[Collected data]
__________
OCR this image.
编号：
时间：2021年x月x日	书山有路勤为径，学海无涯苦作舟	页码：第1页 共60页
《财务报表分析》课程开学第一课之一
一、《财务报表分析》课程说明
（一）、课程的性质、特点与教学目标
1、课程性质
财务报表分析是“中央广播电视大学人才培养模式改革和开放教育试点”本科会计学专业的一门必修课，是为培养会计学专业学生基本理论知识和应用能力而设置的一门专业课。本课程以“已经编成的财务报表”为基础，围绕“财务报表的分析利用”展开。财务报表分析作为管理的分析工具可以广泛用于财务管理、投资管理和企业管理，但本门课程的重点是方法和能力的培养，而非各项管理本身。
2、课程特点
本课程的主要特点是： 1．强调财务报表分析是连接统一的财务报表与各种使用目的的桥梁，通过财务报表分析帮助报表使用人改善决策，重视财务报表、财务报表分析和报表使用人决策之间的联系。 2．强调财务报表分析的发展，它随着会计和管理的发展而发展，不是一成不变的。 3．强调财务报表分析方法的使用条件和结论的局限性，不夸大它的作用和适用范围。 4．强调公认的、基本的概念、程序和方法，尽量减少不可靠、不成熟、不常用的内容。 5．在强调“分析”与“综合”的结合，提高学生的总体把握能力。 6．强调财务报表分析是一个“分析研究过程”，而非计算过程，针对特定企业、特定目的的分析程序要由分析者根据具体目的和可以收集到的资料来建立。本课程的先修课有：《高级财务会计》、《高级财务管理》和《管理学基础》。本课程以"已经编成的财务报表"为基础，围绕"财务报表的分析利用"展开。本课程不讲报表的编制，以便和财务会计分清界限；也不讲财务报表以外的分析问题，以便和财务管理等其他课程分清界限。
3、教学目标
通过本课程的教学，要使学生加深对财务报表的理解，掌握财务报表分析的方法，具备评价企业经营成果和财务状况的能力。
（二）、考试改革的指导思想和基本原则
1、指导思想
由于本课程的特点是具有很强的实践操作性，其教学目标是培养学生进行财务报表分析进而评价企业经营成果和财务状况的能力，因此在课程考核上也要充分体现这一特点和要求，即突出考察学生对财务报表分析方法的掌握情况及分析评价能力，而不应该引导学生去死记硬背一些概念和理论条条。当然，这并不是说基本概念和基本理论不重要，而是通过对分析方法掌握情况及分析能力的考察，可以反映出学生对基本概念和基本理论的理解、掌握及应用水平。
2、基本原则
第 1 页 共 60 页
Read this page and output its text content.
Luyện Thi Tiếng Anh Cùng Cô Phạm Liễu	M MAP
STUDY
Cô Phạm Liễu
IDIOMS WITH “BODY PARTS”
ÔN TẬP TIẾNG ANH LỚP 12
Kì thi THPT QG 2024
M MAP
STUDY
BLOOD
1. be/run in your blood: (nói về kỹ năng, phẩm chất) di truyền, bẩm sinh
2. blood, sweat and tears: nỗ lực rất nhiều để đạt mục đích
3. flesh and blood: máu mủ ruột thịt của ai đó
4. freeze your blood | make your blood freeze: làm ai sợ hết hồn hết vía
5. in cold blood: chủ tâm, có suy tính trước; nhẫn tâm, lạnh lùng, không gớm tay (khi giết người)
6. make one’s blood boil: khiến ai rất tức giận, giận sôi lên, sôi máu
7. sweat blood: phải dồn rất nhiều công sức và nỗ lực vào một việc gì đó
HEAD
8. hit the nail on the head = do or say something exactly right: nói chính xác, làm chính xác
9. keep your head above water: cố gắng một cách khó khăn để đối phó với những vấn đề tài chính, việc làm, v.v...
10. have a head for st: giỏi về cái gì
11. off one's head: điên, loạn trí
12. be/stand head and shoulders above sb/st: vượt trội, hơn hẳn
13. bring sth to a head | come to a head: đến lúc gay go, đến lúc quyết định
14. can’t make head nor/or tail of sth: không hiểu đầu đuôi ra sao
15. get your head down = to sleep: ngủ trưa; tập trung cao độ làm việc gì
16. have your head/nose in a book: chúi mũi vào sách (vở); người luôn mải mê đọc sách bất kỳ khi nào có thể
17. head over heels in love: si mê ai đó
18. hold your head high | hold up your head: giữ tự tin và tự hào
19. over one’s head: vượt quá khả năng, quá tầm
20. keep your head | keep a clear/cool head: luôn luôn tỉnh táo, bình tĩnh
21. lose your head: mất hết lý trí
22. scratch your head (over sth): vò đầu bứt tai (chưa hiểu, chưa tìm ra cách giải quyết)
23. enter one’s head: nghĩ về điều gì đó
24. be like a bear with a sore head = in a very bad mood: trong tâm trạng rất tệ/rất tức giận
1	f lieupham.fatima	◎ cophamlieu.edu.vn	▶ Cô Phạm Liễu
__________
The problem
Where a line of the data holds "năng", show that line.

Result of this task
1. be/run in your blood: (nói về kỹ năng, phẩm chất) di truyền, bẩm sinh
19. over one’s head: vượt quá khả năng, quá tầm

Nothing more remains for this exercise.